— Start of RECORD LIST —

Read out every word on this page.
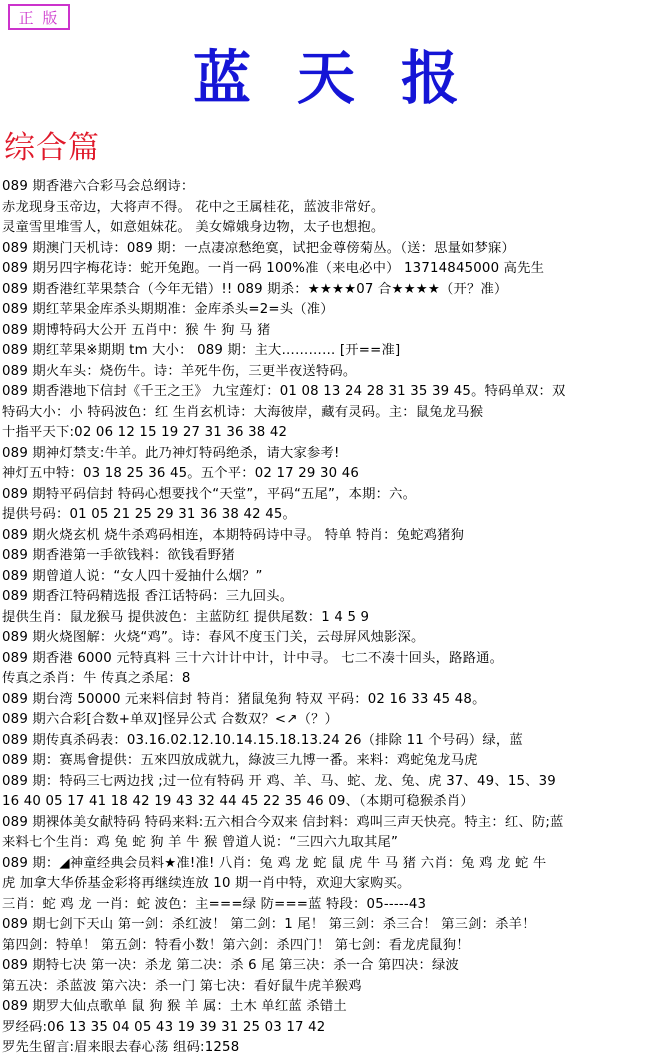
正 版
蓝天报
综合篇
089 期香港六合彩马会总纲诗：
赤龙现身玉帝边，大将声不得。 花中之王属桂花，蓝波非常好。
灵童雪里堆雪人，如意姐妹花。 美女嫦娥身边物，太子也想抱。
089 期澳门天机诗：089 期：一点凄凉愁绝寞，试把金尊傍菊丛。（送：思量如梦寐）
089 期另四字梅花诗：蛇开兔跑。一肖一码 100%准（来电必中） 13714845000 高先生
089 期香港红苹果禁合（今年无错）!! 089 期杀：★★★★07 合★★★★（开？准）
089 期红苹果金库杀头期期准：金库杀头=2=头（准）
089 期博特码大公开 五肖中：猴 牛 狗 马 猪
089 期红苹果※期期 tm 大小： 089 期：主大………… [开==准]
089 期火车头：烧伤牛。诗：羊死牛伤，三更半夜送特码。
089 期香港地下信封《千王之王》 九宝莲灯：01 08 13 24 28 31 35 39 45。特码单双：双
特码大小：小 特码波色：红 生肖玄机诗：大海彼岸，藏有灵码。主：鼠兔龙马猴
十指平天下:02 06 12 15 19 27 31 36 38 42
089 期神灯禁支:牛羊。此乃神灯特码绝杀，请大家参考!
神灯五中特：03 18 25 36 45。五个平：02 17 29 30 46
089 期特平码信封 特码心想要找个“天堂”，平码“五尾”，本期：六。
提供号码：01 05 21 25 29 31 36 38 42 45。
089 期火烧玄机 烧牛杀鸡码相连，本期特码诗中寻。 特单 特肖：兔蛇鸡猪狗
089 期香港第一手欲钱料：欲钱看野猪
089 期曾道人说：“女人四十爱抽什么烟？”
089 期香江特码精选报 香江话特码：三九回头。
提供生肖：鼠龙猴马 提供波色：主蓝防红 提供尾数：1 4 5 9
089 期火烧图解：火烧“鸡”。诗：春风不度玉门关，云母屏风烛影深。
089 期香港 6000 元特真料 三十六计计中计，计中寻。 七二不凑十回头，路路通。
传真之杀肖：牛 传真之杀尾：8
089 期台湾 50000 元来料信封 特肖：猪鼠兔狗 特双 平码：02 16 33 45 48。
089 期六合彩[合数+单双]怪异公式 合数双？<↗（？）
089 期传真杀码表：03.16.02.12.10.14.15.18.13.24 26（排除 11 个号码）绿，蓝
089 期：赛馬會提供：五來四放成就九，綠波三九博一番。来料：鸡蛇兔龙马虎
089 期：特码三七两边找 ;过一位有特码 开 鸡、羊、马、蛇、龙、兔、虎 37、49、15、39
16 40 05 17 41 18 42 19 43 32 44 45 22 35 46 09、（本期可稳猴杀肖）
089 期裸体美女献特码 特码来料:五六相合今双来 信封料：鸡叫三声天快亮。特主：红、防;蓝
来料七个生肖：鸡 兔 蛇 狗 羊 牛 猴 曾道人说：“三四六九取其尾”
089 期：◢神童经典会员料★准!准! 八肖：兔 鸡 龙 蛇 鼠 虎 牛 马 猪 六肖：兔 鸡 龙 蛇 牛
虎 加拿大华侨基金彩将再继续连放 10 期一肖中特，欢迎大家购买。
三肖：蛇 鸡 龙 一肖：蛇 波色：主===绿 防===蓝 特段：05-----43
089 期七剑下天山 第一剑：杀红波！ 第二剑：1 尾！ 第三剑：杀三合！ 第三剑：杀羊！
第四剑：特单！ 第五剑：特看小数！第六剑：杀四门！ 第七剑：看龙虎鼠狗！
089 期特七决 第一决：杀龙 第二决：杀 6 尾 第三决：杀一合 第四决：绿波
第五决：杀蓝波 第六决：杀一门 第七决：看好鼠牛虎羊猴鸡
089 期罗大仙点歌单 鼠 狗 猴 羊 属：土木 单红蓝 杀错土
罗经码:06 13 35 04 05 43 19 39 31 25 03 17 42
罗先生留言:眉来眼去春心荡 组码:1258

— End of RECORD LIST —
— Start of RECORD LIST —

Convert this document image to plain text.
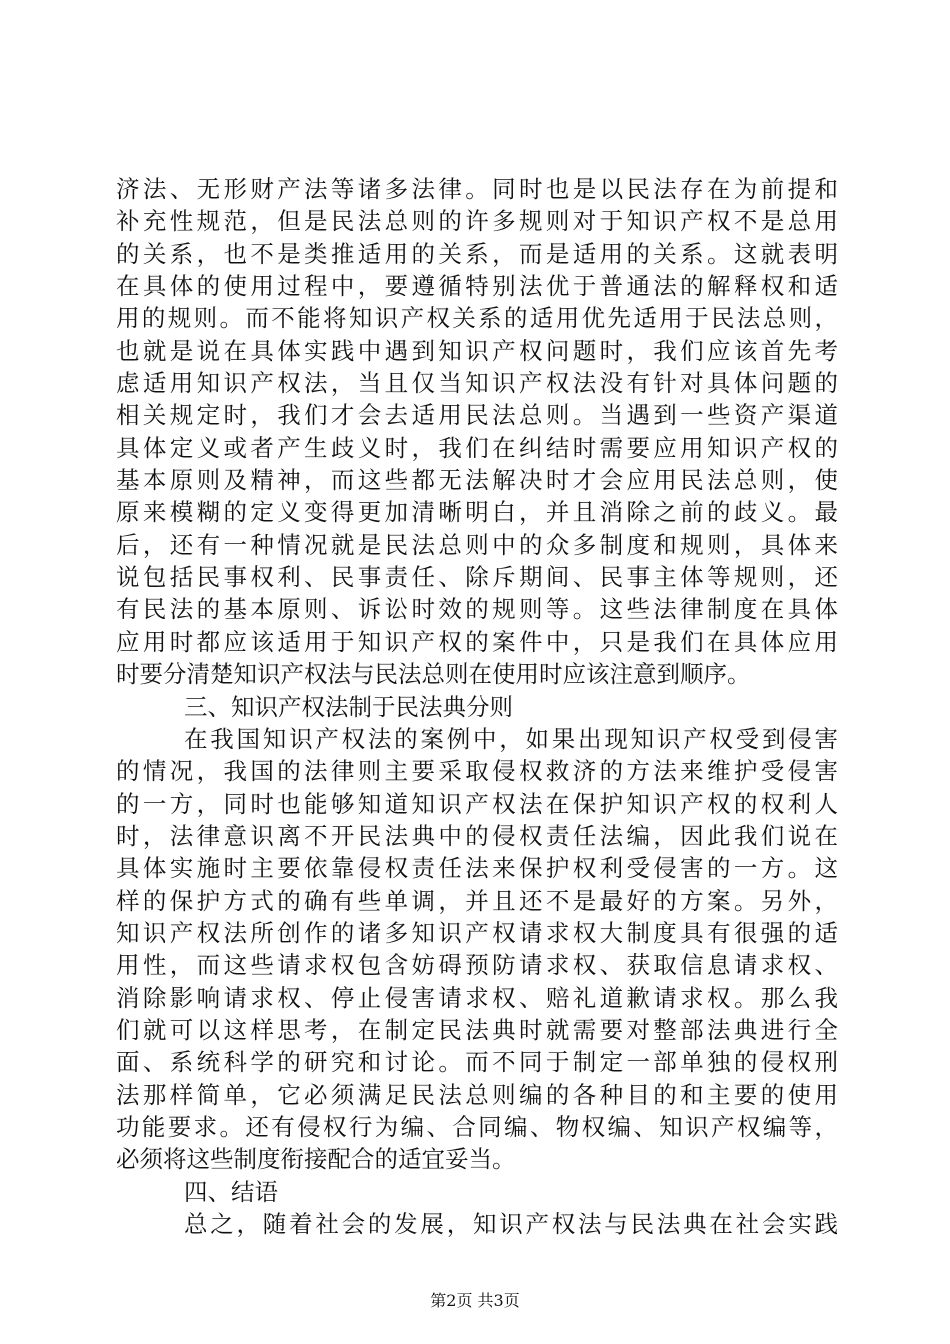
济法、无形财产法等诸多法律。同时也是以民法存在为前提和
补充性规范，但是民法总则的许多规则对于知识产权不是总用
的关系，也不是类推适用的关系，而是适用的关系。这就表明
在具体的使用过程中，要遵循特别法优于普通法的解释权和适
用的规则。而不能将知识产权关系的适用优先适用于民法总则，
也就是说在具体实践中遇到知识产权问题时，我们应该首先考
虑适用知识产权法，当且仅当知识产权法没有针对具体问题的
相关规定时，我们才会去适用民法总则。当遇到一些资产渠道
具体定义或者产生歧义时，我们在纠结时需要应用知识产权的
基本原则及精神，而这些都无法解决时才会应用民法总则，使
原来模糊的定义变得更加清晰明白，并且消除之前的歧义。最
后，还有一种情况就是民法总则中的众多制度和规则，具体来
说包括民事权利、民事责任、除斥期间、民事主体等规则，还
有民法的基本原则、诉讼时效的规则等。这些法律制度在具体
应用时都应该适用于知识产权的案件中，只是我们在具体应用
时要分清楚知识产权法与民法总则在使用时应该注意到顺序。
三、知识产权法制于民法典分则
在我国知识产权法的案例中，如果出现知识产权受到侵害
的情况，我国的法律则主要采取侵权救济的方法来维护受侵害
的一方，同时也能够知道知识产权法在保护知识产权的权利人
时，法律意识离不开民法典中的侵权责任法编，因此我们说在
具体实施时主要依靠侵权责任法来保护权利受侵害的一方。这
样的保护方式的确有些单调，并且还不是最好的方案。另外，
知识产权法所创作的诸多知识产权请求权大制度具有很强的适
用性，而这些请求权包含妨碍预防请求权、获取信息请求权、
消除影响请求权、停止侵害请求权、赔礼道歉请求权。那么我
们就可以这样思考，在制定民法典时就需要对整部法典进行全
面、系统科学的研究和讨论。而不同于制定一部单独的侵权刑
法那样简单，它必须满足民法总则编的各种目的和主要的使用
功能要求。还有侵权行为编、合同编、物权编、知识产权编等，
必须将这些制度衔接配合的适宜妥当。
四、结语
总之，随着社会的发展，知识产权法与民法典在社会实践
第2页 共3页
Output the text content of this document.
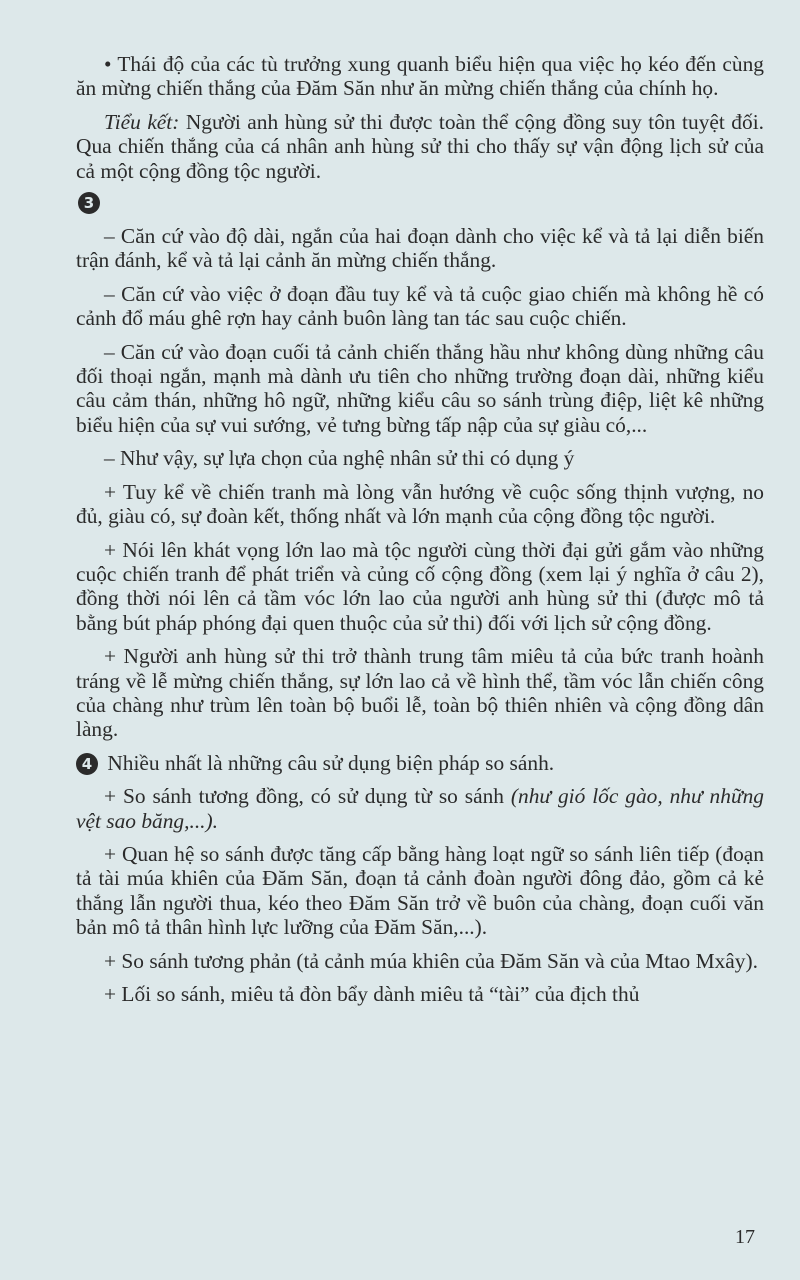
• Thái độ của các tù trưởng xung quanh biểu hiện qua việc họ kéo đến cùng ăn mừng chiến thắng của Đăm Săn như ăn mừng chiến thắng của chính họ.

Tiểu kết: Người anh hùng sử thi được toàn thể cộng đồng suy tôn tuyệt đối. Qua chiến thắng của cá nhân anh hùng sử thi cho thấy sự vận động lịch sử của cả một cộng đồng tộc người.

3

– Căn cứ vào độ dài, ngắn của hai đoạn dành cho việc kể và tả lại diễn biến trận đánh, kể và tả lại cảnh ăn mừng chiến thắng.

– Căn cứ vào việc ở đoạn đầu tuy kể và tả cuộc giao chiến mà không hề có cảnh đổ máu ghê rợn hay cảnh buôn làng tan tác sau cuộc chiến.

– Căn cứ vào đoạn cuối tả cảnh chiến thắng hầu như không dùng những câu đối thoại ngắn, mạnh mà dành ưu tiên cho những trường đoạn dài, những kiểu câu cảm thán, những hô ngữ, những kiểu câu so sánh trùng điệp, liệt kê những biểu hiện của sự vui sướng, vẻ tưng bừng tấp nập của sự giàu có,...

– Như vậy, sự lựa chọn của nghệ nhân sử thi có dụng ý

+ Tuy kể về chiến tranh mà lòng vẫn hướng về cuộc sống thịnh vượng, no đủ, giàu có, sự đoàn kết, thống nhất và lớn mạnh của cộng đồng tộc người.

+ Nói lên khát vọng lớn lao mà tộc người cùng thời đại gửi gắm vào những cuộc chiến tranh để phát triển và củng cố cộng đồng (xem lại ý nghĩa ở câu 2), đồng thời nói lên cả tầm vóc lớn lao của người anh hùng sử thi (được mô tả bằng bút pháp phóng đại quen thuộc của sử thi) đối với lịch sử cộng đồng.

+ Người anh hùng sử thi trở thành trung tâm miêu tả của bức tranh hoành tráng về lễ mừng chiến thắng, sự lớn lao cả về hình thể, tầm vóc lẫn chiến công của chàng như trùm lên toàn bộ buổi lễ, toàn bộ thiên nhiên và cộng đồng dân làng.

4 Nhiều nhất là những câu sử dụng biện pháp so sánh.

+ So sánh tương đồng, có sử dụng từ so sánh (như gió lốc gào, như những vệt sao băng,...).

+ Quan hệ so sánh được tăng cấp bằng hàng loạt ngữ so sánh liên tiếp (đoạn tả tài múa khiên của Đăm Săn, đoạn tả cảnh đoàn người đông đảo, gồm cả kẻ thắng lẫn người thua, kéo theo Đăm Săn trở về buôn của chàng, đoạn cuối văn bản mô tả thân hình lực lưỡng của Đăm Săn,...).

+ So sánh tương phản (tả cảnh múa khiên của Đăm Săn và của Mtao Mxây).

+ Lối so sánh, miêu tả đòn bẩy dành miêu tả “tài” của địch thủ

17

— End of RECORD LIST —
— Start of RECORD LIST —

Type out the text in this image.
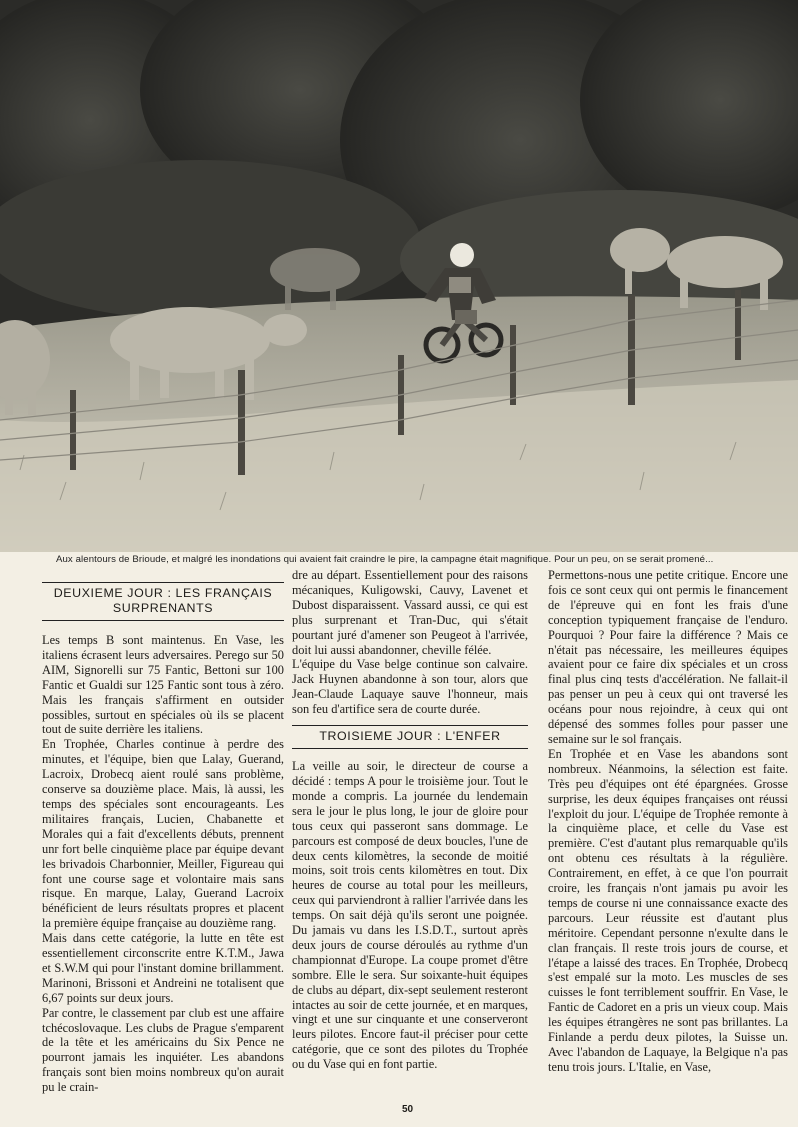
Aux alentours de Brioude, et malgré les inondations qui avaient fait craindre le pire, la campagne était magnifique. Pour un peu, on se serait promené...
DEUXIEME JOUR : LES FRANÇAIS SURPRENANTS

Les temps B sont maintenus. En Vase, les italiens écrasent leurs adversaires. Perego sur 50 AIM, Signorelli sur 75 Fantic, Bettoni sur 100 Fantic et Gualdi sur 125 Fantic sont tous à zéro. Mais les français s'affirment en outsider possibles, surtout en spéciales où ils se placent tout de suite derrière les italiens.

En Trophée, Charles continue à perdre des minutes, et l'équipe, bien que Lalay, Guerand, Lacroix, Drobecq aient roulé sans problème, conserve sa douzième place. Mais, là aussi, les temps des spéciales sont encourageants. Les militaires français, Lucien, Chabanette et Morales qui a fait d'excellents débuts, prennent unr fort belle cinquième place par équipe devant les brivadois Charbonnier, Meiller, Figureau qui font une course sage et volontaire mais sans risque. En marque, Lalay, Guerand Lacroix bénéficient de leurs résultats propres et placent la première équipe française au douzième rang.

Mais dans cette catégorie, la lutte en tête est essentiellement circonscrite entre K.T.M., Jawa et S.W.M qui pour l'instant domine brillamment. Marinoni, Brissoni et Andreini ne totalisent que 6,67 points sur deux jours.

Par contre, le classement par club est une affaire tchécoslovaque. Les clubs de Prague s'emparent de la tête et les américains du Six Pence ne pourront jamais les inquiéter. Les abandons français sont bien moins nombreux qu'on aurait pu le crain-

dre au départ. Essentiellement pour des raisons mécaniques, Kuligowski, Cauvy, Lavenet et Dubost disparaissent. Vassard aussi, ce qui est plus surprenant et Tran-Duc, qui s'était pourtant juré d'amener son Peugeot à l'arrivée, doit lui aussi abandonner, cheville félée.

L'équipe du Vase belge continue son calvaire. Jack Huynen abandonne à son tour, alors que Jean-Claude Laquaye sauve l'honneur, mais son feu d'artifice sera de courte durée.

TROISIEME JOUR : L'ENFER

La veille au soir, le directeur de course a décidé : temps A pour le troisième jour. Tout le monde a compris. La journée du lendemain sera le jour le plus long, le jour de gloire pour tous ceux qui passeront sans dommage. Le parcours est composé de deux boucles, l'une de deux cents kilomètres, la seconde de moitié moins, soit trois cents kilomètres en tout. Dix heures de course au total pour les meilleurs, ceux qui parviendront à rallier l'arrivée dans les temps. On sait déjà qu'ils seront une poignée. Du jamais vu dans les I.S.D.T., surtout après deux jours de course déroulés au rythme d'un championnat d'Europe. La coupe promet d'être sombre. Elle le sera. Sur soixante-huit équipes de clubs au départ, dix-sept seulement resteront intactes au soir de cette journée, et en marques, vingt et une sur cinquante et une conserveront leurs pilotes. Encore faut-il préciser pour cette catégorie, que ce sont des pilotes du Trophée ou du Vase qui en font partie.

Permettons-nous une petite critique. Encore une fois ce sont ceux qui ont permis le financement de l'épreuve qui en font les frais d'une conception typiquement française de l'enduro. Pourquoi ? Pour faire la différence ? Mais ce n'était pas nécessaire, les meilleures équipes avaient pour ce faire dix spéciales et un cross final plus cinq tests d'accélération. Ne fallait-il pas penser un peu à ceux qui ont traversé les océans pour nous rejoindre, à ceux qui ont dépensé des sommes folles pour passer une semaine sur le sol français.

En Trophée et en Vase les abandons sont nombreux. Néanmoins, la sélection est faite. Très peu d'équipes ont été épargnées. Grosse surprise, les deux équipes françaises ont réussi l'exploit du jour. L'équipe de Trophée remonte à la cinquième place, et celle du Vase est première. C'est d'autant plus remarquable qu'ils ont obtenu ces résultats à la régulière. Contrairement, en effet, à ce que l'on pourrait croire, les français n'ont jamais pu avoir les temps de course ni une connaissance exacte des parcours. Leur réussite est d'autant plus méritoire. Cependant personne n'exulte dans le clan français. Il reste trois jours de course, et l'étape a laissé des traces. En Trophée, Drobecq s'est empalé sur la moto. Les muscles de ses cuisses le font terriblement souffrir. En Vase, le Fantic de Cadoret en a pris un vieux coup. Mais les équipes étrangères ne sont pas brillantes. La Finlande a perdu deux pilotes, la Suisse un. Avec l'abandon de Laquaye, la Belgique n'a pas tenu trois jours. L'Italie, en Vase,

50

— End of RECORD LIST —

WORK TO BE COMPLETED:
Find the word "text" in the material, then list each line that holds it.

EXERCISE OUTPUT:
Convert this document image to plain text.
Output the text content of this document.
Type out the text in this image.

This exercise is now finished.